Eppure Rebibbia e Torre Maura non sono così
diversi. Probabilmente, a parti invertite, anche a Rebibbia l’arrivo
di un gruppo di 70 rom scatenerebbe la reazione degli abitanti.
Rebibbia e Torre Maura, in realtà, sono molto più simili di quanto
possiamo immaginare. E come loro tanti altri quartieri della
periferia romana. Non solo per il disagio quotidiano che attanaglia
le vite di chi ci abita. Ma anche, e soprattutto, per una sostanziale
incompatibilità con chi i quartieri periferici li affama, li
sfrutta, li reprime se si ribellano e pretende anche di prendere
decisioni sulla loro testa. Un’incompatibilità spontanea,
irregolare, aperiodica, con radici nella storia della città, quasi
sempre non organizzata, che si esprime nelle forme più varie, a
volte direzionate ad un cambiamento dell’esistente, più spesso
espressione di guerre tra sfruttati. Un’incompatibilità che, ci
piaccia o no, si esprime tanto negli automatismi di occupare una casa
per necessità o di scendere in piazza contro un’ingiustizia,
quanto nell’impedire l’assegnazione di una casa popolare a una
famiglia migrante o nel protestare contro un gruppo di rom dislocato
nel proprio quartiere. Un’incompatibilità che non si rassegna alla
precaria condizione quotidiana e al fatto che in una metropoli come
Roma, con singoli municipi più grandi delle maggiori città del Nord
Italia e con gravi problemi endemici, non ci sia uno straccio di
interlocuzione col territorio su nessuna decisione.

[Voci sui contorni degli elementi]
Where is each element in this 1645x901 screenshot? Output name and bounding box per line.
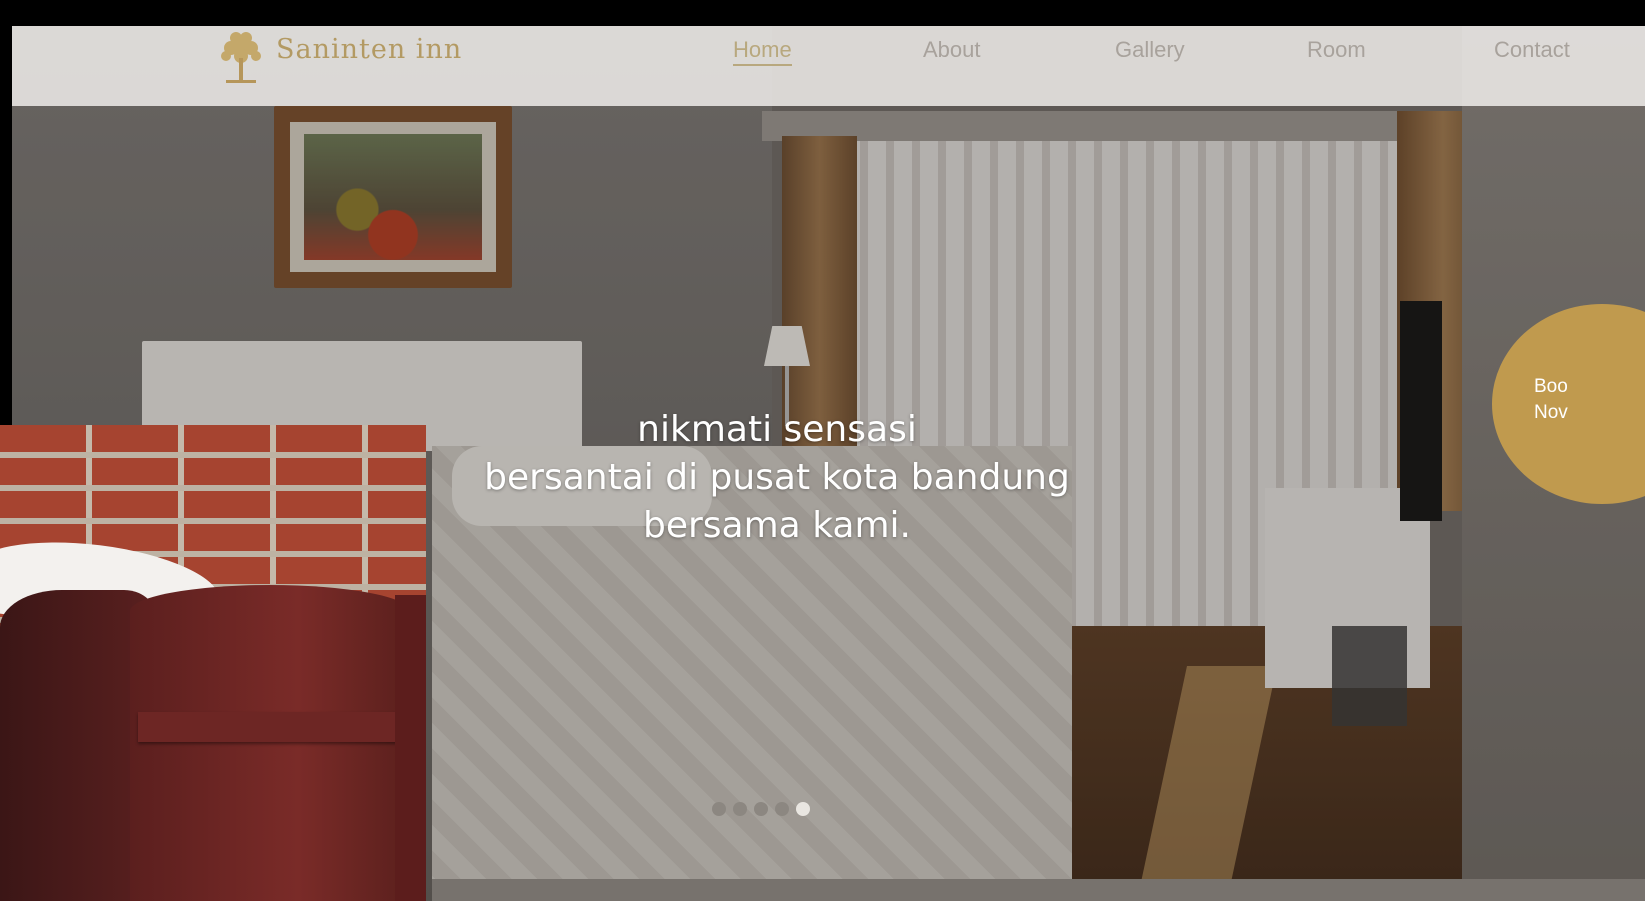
hero-bottom-strip [432,879,1645,901]
book-now-label[interactable]: Boo Nov [1534,374,1594,426]
hero-line-3: bersama kami. [643,505,911,546]
tree-logo-icon [221,32,261,83]
slider-dot-1[interactable] [712,802,726,816]
slider-dots [712,802,810,816]
nav-contact[interactable]: Contact [1494,37,1570,63]
door-right-panel [130,585,410,901]
brand-name: Saninten inn [276,34,463,65]
nav-home[interactable]: Home [733,37,792,66]
slider-dot-5[interactable] [796,802,810,816]
nav-room[interactable]: Room [1307,37,1366,63]
book-now-label-line-2: Nov [1534,402,1568,423]
slider-dot-4[interactable] [775,802,789,816]
hero-tagline: nikmati sensasi bersantai di pusat kota … [467,406,1087,550]
slider-dot-3[interactable] [754,802,768,816]
nav-about[interactable]: About [923,37,981,63]
door-side-post [395,595,426,901]
brick-wall-door-image [0,425,426,901]
door-rail [138,712,408,742]
brand-logo[interactable]: Saninten inn [214,28,474,88]
nav-gallery[interactable]: Gallery [1115,37,1185,63]
book-now-label-line-1: Boo [1534,376,1568,397]
slider-dot-2[interactable] [733,802,747,816]
hero-line-1: nikmati sensasi [637,409,917,450]
hero-line-2: bersantai di pusat kota bandung [484,457,1070,498]
top-navbar: Saninten inn Home About Gallery Room Con… [12,26,1645,106]
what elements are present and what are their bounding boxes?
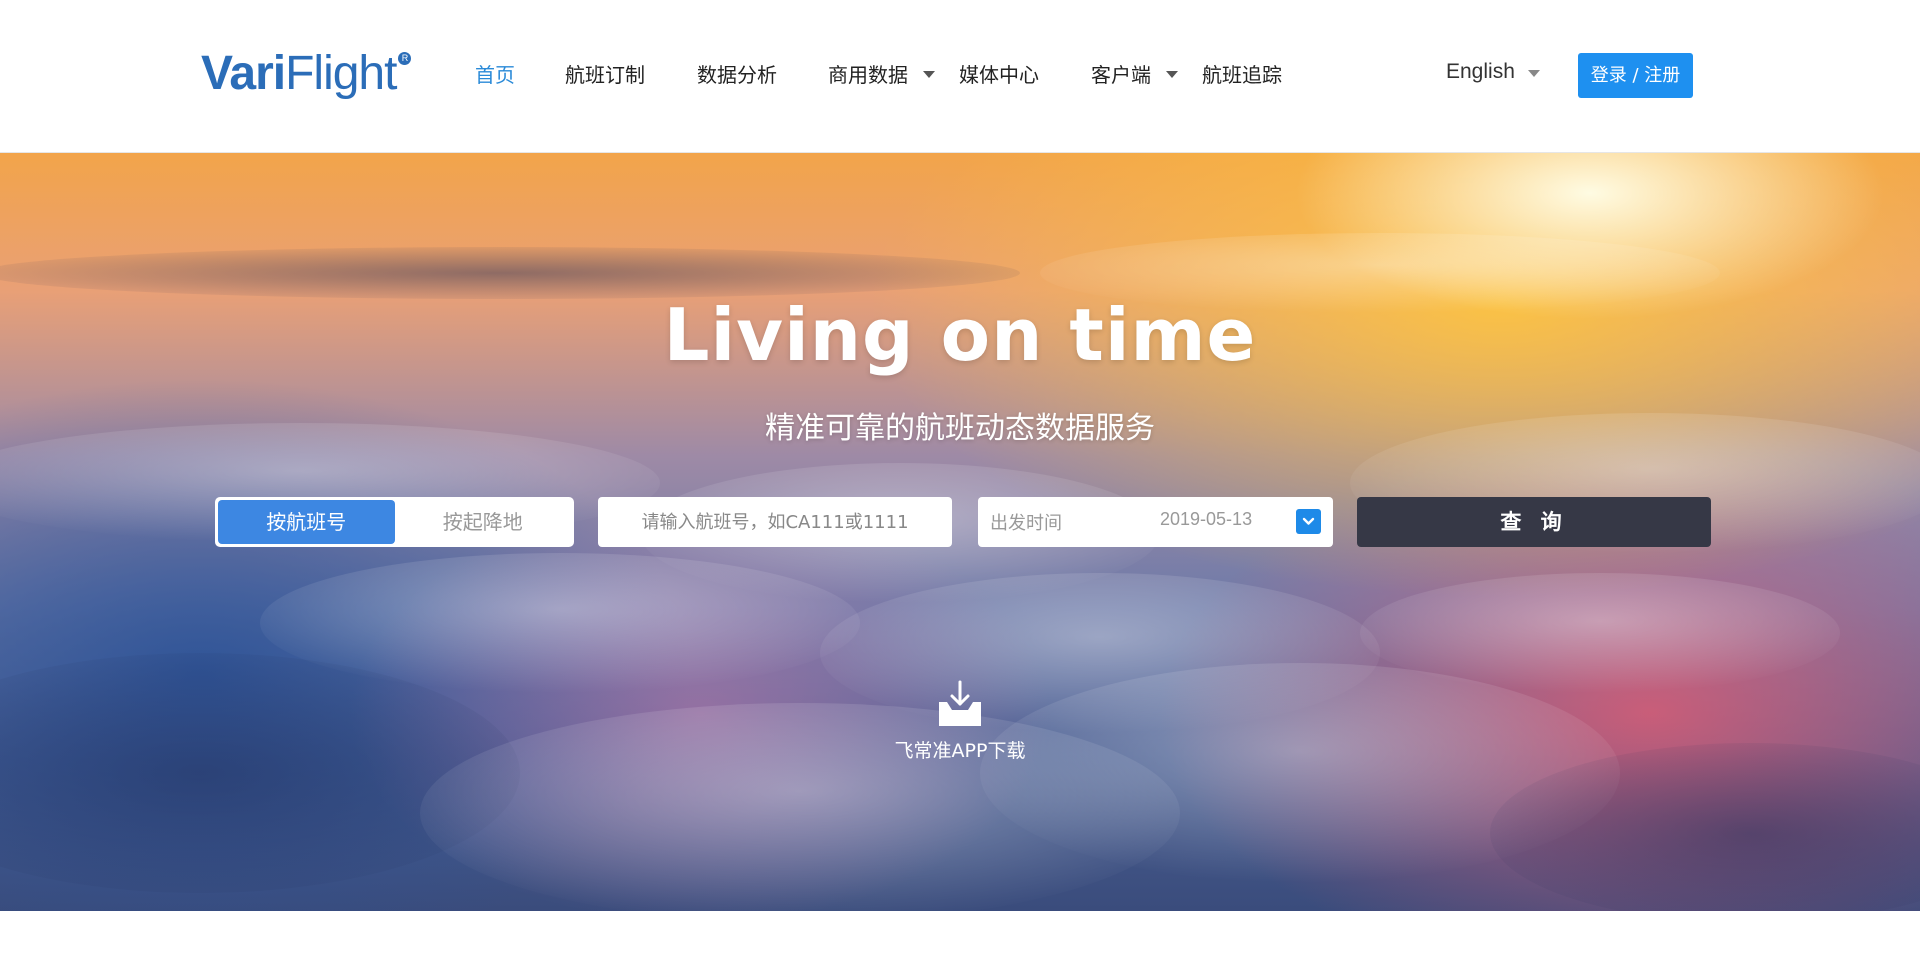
- nav-item-data-analysis[interactable]: 数据分析: [697, 62, 777, 88]
- site-header: Vari Flight R 首页 航班订制 数据分析 商用数据 媒体中心 客户端…: [0, 0, 1920, 153]
- calendar-dropdown-icon[interactable]: [1296, 509, 1321, 534]
- language-selector[interactable]: English: [1446, 60, 1515, 84]
- registered-mark-icon: R: [398, 52, 412, 65]
- download-tray-icon: [932, 680, 988, 730]
- nav-item-client[interactable]: 客户端: [1091, 62, 1151, 88]
- variflight-logo[interactable]: Vari Flight R: [201, 46, 412, 102]
- search-mode-toggle: 按航班号 按起降地: [215, 497, 574, 547]
- app-download-label: 飞常准APP下载: [894, 740, 1026, 762]
- hero-subtitle: 精准可靠的航班动态数据服务: [765, 411, 1155, 446]
- flight-number-input[interactable]: [598, 497, 952, 547]
- hero-banner: Living on time 精准可靠的航班动态数据服务 按航班号 按起降地 出…: [0, 153, 1920, 911]
- date-value[interactable]: 2019-05-13: [1160, 509, 1252, 530]
- search-button[interactable]: 查 询: [1357, 497, 1711, 547]
- date-label: 出发时间: [990, 513, 1062, 534]
- chevron-down-icon[interactable]: [1528, 70, 1540, 77]
- login-register-button[interactable]: 登录 / 注册: [1578, 53, 1693, 98]
- nav-item-commercial-data[interactable]: 商用数据: [828, 62, 908, 88]
- nav-item-media-center[interactable]: 媒体中心: [959, 62, 1039, 88]
- chevron-down-icon[interactable]: [923, 71, 935, 78]
- hero-title: Living on time: [663, 293, 1257, 377]
- nav-item-flight-subscribe[interactable]: 航班订制: [565, 62, 645, 88]
- mode-by-flight-number[interactable]: 按航班号: [218, 500, 395, 544]
- mode-by-route[interactable]: 按起降地: [395, 500, 572, 544]
- departure-date-picker[interactable]: 出发时间 2019-05-13: [978, 497, 1333, 547]
- app-download-link[interactable]: 飞常准APP下载: [880, 680, 1040, 763]
- chevron-down-icon[interactable]: [1166, 71, 1178, 78]
- logo-text-flight: Flight: [285, 47, 397, 100]
- language-label: English: [1446, 60, 1515, 83]
- logo-text-vari: Vari: [201, 47, 286, 100]
- nav-item-home[interactable]: 首页: [475, 62, 515, 88]
- nav-item-flight-tracking[interactable]: 航班追踪: [1202, 62, 1282, 88]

## Compito A
Riporta testualmente il brano su Rebibbia e Torre Maura compreso tra "Eppure Rebibbia e" e "reazione degli abitanti.", estremi inclusi.
## Compito B
Riprendi il brano su Rebibbia e Torre Maura e proseguilo a partire dalla sua ultima frase.

## Risposta A
Eppure Rebibbia e Torre Maura non sono così
diversi. Probabilmente, a parti invertite, anche a Rebibbia l’arrivo
di un gruppo di 70 rom scatenerebbe la reazione degli abitanti.

## Risposta B
Relegare tutto questo a un’opposizione
diacronica tra razzisti e antirazzisti, a presunte periferie
colonizzate dai fascisti, significa volutamente ridurre la
complessità del fatto politico. Sui territori decidono gli abitanti
non è uno slogan, è qualcosa che, almeno a Roma, già succede da
tempo. Nel bene e nel male. Per farlo capire al potere costituito,
deve anzitutto essere chiaro a chi si propone di cambiare le cose. Il
problema, quindi, è piuttosto la costruzione di spazi politici che
possano accogliere e verticalizzare le tensioni future. L’acuirsi
della crisi strutturale e la mancanza di risposte della politica
istituzionale continueranno a polarizzare una società già
indirizzata verso uno scontro insanabile. Alla fine dell’illusione
pentastellata seguirà, in futuro, la fine dell’illusione del
salvinismo. L’ampiezza delle possibilità, allora, sarà enorme. E
a quel punto prenderemo protagonismo o continueremo ad essere
spettatori?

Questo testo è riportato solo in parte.